*Data excerpts*:
============

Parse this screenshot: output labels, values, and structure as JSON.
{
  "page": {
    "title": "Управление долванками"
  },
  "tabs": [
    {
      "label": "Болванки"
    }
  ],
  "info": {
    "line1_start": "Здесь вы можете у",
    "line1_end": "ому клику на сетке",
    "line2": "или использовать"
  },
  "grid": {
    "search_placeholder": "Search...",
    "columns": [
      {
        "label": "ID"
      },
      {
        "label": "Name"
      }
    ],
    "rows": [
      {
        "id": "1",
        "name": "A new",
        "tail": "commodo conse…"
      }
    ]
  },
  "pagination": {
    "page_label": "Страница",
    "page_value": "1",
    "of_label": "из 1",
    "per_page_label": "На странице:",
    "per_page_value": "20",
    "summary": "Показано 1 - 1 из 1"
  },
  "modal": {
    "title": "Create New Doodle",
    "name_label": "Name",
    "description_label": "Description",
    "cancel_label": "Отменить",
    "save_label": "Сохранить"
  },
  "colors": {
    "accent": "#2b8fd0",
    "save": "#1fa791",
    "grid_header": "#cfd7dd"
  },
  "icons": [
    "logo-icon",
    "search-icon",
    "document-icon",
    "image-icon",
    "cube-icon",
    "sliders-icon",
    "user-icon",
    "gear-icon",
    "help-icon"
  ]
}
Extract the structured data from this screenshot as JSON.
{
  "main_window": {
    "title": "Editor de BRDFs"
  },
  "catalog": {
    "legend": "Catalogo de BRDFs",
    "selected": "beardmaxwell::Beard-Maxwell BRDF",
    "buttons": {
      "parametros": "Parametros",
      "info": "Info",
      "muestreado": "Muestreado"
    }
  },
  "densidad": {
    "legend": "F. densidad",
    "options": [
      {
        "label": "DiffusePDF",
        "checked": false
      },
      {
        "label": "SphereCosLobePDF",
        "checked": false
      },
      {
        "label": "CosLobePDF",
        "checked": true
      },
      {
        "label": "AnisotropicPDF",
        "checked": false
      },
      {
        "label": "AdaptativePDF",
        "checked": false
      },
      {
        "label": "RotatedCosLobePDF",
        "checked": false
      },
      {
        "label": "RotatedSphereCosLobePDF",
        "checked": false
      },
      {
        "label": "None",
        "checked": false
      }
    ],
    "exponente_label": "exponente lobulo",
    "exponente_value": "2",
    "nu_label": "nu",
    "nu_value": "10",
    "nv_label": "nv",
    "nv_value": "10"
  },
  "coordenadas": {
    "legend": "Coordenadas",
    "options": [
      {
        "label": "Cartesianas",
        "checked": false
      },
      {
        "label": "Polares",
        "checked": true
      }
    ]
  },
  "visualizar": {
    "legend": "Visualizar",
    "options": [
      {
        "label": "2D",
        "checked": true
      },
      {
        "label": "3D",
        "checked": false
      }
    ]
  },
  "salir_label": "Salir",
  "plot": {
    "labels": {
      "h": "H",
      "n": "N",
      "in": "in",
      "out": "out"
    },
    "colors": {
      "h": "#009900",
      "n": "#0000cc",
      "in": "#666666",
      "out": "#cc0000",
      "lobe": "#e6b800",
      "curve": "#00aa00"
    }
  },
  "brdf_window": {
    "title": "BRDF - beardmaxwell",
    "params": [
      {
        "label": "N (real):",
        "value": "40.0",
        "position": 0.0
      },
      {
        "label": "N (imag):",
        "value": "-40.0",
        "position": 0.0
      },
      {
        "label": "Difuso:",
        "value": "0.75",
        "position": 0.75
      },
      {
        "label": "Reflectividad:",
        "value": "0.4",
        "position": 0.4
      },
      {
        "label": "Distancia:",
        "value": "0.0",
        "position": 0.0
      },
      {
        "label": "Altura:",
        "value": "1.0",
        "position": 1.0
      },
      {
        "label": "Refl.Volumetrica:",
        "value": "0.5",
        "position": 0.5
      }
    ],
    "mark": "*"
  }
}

============

*Description of the task*: Show every line of the records above that contains the word "this".

*Problem solution*:
Parse this screenshot: output labels, values, and structure as JSON.
Extract the structured data from this screenshot as JSON.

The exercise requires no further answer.